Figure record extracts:

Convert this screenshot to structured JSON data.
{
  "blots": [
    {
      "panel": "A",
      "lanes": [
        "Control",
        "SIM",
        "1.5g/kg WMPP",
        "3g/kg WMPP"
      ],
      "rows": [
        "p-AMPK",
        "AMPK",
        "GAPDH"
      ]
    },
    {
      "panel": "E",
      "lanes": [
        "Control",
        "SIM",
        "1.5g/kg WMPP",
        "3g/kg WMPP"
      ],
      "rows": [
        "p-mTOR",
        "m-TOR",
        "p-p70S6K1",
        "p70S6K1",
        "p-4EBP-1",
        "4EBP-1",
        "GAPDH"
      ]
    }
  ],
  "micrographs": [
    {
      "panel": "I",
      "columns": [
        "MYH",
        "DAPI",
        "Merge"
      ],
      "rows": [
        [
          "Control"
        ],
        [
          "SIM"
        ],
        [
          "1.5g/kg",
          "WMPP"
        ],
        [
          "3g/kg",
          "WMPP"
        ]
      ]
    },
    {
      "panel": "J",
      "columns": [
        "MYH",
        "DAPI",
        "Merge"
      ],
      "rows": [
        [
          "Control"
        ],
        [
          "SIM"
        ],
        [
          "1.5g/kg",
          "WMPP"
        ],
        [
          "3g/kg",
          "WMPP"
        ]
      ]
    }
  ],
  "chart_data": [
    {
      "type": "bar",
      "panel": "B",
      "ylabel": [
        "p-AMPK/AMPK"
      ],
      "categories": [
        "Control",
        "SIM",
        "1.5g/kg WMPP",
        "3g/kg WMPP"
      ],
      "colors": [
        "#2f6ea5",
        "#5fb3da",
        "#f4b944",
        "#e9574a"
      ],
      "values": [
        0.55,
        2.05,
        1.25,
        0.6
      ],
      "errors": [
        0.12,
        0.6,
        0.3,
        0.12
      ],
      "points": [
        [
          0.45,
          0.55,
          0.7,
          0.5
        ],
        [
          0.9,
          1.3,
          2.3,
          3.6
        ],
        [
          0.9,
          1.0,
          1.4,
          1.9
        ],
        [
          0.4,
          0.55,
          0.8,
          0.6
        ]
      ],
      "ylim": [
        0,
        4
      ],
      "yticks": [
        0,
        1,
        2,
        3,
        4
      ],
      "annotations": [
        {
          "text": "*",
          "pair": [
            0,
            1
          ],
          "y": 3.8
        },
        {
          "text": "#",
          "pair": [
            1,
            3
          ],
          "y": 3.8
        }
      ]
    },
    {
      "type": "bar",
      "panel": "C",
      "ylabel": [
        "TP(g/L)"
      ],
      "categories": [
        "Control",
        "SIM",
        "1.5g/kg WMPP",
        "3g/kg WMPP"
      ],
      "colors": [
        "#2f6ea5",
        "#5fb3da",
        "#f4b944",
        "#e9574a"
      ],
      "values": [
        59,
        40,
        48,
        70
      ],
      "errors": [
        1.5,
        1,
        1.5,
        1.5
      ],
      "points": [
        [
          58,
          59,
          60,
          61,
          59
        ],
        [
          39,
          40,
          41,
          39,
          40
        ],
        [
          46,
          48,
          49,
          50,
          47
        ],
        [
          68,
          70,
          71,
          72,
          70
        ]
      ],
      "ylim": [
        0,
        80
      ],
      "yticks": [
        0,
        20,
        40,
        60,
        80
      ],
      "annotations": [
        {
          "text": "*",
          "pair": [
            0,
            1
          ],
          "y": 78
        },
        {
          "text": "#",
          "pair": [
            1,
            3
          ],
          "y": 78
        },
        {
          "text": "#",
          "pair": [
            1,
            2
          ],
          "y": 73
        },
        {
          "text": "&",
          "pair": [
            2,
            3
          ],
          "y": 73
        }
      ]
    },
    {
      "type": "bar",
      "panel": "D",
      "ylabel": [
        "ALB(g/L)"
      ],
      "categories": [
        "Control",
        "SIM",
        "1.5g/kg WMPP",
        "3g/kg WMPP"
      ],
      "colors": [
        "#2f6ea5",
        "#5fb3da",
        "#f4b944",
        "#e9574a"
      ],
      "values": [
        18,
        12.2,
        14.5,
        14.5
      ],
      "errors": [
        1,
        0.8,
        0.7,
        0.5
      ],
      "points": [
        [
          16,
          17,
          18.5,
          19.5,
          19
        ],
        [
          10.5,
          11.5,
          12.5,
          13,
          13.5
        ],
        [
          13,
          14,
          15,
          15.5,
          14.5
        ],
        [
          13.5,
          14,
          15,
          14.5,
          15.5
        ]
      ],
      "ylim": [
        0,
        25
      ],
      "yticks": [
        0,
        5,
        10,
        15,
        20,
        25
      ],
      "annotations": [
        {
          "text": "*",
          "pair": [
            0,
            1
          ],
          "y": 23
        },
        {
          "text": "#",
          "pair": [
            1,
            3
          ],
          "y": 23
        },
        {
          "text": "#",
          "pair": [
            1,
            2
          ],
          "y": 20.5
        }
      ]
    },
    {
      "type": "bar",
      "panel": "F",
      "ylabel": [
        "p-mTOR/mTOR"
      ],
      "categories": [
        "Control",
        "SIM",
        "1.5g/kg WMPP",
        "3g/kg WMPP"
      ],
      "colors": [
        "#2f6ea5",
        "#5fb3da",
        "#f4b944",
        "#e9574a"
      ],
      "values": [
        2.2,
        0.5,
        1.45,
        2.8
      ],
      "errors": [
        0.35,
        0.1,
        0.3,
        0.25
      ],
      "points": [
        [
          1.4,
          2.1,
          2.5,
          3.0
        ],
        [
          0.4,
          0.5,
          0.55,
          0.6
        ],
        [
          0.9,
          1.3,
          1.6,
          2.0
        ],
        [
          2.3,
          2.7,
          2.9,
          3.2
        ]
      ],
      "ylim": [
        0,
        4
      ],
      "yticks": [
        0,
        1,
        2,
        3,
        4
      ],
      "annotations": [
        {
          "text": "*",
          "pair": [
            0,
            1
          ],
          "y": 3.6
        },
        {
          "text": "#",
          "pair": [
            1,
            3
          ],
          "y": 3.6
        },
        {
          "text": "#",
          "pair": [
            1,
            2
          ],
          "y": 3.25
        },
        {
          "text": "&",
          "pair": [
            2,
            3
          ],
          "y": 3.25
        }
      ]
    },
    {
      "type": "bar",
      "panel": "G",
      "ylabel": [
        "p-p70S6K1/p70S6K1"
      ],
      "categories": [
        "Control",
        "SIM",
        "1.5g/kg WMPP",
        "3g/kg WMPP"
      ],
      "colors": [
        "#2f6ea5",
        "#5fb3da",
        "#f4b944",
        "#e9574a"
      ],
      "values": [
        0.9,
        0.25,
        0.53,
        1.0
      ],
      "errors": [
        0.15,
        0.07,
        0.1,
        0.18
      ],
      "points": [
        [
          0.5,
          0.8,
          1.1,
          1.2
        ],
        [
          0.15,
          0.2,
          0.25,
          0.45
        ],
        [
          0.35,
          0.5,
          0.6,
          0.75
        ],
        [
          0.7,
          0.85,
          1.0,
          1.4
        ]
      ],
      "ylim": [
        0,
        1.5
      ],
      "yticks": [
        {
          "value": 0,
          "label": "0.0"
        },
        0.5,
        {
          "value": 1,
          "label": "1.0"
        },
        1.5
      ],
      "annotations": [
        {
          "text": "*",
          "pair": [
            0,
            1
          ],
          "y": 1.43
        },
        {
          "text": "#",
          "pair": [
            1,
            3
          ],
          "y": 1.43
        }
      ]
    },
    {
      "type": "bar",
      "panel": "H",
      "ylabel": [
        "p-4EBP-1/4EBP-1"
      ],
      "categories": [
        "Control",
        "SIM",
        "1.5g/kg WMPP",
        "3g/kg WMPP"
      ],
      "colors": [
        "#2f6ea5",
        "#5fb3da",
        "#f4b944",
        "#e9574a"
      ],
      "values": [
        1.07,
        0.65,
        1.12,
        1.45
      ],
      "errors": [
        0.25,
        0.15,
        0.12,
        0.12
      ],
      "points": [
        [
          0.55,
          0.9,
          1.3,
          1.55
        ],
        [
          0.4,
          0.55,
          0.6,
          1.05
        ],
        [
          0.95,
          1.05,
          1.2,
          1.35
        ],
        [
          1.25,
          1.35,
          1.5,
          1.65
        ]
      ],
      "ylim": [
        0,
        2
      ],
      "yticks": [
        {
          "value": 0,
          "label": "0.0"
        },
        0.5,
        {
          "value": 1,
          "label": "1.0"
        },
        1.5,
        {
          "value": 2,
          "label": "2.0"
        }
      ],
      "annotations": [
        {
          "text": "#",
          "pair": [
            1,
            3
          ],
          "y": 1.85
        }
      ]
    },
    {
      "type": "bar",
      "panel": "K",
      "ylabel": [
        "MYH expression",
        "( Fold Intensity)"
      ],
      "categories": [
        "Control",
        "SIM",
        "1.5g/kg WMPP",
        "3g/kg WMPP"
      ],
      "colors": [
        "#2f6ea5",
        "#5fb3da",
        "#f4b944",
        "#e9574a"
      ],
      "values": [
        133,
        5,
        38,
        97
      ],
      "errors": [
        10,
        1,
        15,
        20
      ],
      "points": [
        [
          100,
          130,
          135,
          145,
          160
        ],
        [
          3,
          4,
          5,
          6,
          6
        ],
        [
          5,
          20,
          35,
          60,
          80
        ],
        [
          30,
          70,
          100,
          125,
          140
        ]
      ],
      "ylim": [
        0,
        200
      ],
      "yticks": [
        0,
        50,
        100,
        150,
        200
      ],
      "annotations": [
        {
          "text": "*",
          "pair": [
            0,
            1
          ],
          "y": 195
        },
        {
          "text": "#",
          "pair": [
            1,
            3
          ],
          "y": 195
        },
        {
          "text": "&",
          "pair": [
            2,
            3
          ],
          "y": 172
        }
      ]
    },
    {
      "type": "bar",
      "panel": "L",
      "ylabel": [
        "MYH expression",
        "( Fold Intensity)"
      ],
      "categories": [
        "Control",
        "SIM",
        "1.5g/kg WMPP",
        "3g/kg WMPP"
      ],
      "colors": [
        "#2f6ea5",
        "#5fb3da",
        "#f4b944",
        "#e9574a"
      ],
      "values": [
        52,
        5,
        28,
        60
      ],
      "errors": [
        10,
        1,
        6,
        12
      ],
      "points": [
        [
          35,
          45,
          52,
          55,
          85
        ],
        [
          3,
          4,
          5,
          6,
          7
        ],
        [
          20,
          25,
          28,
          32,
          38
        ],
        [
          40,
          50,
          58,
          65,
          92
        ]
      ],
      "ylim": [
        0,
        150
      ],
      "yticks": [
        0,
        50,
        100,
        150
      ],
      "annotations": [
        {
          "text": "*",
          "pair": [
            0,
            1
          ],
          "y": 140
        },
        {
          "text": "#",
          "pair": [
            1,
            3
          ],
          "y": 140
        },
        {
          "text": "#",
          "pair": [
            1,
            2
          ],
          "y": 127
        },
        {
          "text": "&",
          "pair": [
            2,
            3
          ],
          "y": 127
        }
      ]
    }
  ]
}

What this task involves | Pick out the lines that include the word "panel" and write them out.

Exercise solution |
      "panel": "A",
      "panel": "E",
      "panel": "I",
      "panel": "J",
      "panel": "B",
      "panel": "C",
      "panel": "D",
      "panel": "F",
      "panel": "G",
      "panel": "H",
      "panel": "K",
      "panel": "L",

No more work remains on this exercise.